▸ **What you will do**: Your task is to print all of the data word for word.

Start of Records shown

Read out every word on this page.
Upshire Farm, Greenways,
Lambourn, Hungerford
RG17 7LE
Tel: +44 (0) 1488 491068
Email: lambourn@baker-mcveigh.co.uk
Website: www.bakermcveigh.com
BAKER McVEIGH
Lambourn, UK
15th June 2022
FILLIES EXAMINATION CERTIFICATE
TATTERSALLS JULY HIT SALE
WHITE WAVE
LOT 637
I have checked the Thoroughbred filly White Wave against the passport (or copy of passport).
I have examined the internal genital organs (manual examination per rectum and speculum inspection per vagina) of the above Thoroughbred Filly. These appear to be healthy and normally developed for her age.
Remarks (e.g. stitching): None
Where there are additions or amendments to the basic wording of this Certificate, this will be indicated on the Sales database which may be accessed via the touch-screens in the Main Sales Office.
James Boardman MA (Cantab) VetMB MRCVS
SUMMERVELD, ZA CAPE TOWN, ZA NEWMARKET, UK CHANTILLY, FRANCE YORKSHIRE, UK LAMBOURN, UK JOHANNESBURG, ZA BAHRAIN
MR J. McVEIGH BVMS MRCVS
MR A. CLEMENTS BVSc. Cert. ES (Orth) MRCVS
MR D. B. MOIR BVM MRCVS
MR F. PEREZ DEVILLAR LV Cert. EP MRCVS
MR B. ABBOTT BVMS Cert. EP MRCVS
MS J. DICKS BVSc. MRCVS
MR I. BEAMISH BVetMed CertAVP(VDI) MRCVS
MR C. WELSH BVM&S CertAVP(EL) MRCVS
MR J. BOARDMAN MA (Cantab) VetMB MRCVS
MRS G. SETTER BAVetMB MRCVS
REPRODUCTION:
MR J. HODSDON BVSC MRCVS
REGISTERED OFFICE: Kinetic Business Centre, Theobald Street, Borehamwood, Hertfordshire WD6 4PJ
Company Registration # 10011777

End of Records shown

▸ **Result of the task**:
Read out every word on this page.
Upshire Farm, Greenways,
Lambourn, Hungerford
RG17 7LE
Tel: +44 (0) 1488 491068
Email: lambourn@baker-mcveigh.co.uk
Website: www.bakermcveigh.com
BAKER McVEIGH
Lambourn, UK
15th June 2022
FILLIES EXAMINATION CERTIFICATE
TATTERSALLS JULY HIT SALE
WHITE WAVE
LOT 637
I have checked the Thoroughbred filly White Wave against the passport (or copy of passport).
I have examined the internal genital organs (manual examination per rectum and speculum inspection per vagina) of the above Thoroughbred Filly. These appear to be healthy and normally developed for her age.
Remarks (e.g. stitching): None
Where there are additions or amendments to the basic wording of this Certificate, this will be indicated on the Sales database which may be accessed via the touch-screens in the Main Sales Office.
James Boardman MA (Cantab) VetMB MRCVS
SUMMERVELD, ZA CAPE TOWN, ZA NEWMARKET, UK CHANTILLY, FRANCE YORKSHIRE, UK LAMBOURN, UK JOHANNESBURG, ZA BAHRAIN
MR J. McVEIGH BVMS MRCVS
MR A. CLEMENTS BVSc. Cert. ES (Orth) MRCVS
MR D. B. MOIR BVM MRCVS
MR F. PEREZ DEVILLAR LV Cert. EP MRCVS
MR B. ABBOTT BVMS Cert. EP MRCVS
MS J. DICKS BVSc. MRCVS
MR I. BEAMISH BVetMed CertAVP(VDI) MRCVS
MR C. WELSH BVM&S CertAVP(EL) MRCVS
MR J. BOARDMAN MA (Cantab) VetMB MRCVS
MRS G. SETTER BAVetMB MRCVS
REPRODUCTION:
MR J. HODSDON BVSC MRCVS
REGISTERED OFFICE: Kinetic Business Centre, Theobald Street, Borehamwood, Hertfordshire WD6 4PJ
Company Registration # 10011777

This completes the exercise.